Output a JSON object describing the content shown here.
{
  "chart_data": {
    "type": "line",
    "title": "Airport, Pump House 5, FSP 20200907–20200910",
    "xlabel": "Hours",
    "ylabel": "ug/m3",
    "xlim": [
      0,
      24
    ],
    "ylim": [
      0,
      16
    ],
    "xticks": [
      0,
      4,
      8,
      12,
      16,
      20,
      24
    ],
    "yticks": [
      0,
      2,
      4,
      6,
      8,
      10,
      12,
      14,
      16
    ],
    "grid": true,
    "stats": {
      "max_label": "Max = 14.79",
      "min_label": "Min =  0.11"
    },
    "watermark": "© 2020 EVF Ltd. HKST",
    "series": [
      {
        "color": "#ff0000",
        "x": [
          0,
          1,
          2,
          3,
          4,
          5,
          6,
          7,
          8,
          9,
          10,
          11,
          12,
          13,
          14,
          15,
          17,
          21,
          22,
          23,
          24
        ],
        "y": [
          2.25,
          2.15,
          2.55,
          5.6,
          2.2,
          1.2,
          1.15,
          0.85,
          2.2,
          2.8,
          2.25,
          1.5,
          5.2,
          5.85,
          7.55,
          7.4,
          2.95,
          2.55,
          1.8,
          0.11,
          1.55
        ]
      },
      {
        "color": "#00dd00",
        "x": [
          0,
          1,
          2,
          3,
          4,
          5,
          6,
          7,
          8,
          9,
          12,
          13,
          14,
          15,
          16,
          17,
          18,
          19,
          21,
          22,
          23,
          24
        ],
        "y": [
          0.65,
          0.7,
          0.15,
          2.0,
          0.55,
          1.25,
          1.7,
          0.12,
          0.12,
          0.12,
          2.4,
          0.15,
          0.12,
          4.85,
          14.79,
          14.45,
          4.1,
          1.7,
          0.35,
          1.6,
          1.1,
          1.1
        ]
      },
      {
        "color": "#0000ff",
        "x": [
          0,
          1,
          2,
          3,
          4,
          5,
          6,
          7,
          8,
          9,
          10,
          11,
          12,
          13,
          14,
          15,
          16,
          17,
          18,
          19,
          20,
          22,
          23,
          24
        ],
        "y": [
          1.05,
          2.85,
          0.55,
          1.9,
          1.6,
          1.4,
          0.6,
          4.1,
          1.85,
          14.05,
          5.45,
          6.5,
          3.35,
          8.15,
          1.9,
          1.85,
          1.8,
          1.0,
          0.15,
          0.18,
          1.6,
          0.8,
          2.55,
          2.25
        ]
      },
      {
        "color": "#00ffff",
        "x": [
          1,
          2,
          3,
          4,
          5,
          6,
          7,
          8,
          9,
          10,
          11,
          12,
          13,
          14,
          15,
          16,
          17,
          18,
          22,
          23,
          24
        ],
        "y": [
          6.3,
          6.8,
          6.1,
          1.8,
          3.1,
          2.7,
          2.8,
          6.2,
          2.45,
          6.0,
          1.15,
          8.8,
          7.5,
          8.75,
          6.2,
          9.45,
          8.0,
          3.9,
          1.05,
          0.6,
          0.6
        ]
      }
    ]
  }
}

********

How many lines in the records above contain the word "color"? Give only the number.

4